THE DATA Start Marker

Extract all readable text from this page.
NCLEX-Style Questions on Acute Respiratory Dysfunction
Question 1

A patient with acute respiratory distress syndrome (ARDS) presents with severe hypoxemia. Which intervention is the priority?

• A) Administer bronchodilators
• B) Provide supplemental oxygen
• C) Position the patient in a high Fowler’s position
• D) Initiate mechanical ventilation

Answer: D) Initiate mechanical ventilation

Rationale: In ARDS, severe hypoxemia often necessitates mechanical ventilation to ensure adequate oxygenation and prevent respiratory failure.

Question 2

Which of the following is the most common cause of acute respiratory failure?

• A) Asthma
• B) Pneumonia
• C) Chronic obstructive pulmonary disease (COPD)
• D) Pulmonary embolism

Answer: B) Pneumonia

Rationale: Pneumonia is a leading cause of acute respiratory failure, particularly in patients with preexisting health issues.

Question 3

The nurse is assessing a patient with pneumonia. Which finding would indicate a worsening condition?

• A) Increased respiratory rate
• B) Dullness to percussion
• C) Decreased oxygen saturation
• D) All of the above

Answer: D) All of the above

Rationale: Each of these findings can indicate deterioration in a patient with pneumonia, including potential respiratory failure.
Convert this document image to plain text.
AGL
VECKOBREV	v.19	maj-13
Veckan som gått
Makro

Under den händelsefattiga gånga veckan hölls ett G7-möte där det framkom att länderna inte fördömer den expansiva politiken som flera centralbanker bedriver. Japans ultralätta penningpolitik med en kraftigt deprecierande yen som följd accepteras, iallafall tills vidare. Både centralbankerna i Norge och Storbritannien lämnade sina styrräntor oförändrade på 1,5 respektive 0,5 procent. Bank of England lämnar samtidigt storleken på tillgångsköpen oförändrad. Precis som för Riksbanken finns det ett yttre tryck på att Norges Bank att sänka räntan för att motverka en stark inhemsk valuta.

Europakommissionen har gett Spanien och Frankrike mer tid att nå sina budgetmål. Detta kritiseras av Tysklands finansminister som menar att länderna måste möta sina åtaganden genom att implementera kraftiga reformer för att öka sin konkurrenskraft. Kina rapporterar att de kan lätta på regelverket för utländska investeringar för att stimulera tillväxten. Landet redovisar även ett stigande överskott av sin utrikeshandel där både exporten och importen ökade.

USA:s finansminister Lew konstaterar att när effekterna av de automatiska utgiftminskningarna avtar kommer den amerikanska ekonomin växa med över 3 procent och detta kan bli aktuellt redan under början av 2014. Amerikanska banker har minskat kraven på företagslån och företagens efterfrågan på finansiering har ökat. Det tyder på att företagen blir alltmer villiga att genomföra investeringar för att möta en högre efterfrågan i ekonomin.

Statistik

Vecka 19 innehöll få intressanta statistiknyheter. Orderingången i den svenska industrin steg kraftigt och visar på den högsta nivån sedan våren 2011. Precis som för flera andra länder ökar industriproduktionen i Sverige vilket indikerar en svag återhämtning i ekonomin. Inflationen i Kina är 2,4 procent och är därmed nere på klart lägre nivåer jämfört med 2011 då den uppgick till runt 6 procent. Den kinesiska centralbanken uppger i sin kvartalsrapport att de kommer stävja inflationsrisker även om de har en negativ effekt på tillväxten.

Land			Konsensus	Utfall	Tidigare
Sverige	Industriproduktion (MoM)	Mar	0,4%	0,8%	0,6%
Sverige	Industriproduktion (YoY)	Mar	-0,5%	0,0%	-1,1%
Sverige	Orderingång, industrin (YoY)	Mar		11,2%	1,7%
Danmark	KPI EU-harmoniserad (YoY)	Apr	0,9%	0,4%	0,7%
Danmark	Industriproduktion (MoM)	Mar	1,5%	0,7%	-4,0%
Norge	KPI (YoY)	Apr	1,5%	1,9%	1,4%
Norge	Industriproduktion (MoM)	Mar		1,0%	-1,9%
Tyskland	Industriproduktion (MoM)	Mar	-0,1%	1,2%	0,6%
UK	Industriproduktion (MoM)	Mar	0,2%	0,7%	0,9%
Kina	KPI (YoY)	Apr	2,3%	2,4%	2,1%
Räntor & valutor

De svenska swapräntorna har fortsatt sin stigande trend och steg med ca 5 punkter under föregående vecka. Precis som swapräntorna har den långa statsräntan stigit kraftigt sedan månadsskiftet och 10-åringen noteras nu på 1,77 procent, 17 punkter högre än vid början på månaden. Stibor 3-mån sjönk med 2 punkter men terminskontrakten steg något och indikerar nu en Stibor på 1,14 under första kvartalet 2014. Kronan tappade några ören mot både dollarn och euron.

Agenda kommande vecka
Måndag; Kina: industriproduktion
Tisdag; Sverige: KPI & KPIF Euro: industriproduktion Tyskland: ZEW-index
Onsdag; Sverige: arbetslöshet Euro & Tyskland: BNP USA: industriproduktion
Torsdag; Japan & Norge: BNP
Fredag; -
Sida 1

THE DATA End Marker

▶ [ASSIGNMENT]:
Gather all lines of the records that include the word "above".

▶ [SOLUTION TO THIS PROBLEM]:
• D) All of the above
Answer: D) All of the above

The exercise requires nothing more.